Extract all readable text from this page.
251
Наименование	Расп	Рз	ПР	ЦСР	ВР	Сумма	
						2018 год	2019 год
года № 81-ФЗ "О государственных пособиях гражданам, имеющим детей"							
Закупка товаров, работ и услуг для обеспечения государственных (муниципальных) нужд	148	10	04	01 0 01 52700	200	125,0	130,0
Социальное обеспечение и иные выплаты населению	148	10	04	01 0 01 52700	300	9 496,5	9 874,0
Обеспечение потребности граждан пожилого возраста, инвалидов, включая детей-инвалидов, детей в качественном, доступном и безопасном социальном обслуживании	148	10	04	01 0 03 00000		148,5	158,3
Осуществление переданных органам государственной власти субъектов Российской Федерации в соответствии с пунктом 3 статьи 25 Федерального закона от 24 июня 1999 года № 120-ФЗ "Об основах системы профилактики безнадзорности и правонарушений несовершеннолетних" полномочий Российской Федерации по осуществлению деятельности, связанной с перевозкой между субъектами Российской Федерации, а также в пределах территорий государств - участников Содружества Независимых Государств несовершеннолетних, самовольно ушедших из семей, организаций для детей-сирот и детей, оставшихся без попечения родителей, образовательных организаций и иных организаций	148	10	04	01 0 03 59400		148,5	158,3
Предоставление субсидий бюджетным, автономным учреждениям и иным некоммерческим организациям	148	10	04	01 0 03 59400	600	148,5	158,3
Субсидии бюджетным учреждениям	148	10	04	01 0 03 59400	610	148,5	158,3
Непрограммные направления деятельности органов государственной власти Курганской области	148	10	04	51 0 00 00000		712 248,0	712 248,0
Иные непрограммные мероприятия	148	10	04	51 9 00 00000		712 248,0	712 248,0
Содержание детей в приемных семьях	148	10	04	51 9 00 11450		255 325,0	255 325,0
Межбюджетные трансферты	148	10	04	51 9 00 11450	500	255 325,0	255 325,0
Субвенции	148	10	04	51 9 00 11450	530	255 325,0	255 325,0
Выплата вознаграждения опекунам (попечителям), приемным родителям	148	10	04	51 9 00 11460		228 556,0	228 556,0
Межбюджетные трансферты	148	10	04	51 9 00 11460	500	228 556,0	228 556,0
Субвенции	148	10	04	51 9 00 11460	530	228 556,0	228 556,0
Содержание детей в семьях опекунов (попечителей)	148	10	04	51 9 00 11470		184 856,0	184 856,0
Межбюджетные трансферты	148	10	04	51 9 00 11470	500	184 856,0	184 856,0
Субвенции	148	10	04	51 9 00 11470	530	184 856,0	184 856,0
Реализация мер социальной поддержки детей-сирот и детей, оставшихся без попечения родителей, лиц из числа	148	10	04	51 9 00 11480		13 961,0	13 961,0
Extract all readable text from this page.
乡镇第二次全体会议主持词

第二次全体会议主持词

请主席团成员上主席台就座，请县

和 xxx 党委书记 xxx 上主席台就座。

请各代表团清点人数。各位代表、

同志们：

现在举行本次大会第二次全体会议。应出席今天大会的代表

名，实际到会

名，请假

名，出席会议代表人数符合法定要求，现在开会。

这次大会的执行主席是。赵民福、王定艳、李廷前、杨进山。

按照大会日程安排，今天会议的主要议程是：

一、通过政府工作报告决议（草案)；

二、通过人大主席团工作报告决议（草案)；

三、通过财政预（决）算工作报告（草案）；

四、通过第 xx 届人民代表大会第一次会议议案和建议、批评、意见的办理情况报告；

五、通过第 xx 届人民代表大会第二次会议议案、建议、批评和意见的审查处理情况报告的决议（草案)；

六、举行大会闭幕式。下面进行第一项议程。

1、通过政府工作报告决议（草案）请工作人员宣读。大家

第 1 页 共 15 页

## AIM OF THE EXERCISE
Using the data above, return each line exactly as written.

## RESPONSE
Extract all readable text from this page.
251
Наименование	Расп	Рз	ПР	ЦСР	ВР	Сумма	
						2018 год	2019 год
года № 81-ФЗ "О государственных пособиях гражданам, имеющим детей"							
Закупка товаров, работ и услуг для обеспечения государственных (муниципальных) нужд	148	10	04	01 0 01 52700	200	125,0	130,0
Социальное обеспечение и иные выплаты населению	148	10	04	01 0 01 52700	300	9 496,5	9 874,0
Обеспечение потребности граждан пожилого возраста, инвалидов, включая детей-инвалидов, детей в качественном, доступном и безопасном социальном обслуживании	148	10	04	01 0 03 00000		148,5	158,3
Осуществление переданных органам государственной власти субъектов Российской Федерации в соответствии с пунктом 3 статьи 25 Федерального закона от 24 июня 1999 года № 120-ФЗ "Об основах системы профилактики безнадзорности и правонарушений несовершеннолетних" полномочий Российской Федерации по осуществлению деятельности, связанной с перевозкой между субъектами Российской Федерации, а также в пределах территорий государств - участников Содружества Независимых Государств несовершеннолетних, самовольно ушедших из семей, организаций для детей-сирот и детей, оставшихся без попечения родителей, образовательных организаций и иных организаций	148	10	04	01 0 03 59400		148,5	158,3
Предоставление субсидий бюджетным, автономным учреждениям и иным некоммерческим организациям	148	10	04	01 0 03 59400	600	148,5	158,3
Субсидии бюджетным учреждениям	148	10	04	01 0 03 59400	610	148,5	158,3
Непрограммные направления деятельности органов государственной власти Курганской области	148	10	04	51 0 00 00000		712 248,0	712 248,0
Иные непрограммные мероприятия	148	10	04	51 9 00 00000		712 248,0	712 248,0
Содержание детей в приемных семьях	148	10	04	51 9 00 11450		255 325,0	255 325,0
Межбюджетные трансферты	148	10	04	51 9 00 11450	500	255 325,0	255 325,0
Субвенции	148	10	04	51 9 00 11450	530	255 325,0	255 325,0
Выплата вознаграждения опекунам (попечителям), приемным родителям	148	10	04	51 9 00 11460		228 556,0	228 556,0
Межбюджетные трансферты	148	10	04	51 9 00 11460	500	228 556,0	228 556,0
Субвенции	148	10	04	51 9 00 11460	530	228 556,0	228 556,0
Содержание детей в семьях опекунов (попечителей)	148	10	04	51 9 00 11470		184 856,0	184 856,0
Межбюджетные трансферты	148	10	04	51 9 00 11470	500	184 856,0	184 856,0
Субвенции	148	10	04	51 9 00 11470	530	184 856,0	184 856,0
Реализация мер социальной поддержки детей-сирот и детей, оставшихся без попечения родителей, лиц из числа	148	10	04	51 9 00 11480		13 961,0	13 961,0
Extract all readable text from this page.
乡镇第二次全体会议主持词

第二次全体会议主持词

请主席团成员上主席台就座，请县

和 xxx 党委书记 xxx 上主席台就座。

请各代表团清点人数。各位代表、

同志们：

现在举行本次大会第二次全体会议。应出席今天大会的代表

名，实际到会

名，请假

名，出席会议代表人数符合法定要求，现在开会。

这次大会的执行主席是。赵民福、王定艳、李廷前、杨进山。

按照大会日程安排，今天会议的主要议程是：

一、通过政府工作报告决议（草案)；

二、通过人大主席团工作报告决议（草案)；

三、通过财政预（决）算工作报告（草案）；

四、通过第 xx 届人民代表大会第一次会议议案和建议、批评、意见的办理情况报告；

五、通过第 xx 届人民代表大会第二次会议议案、建议、批评和意见的审查处理情况报告的决议（草案)；

六、举行大会闭幕式。下面进行第一项议程。

1、通过政府工作报告决议（草案）请工作人员宣读。大家

第 1 页 共 15 页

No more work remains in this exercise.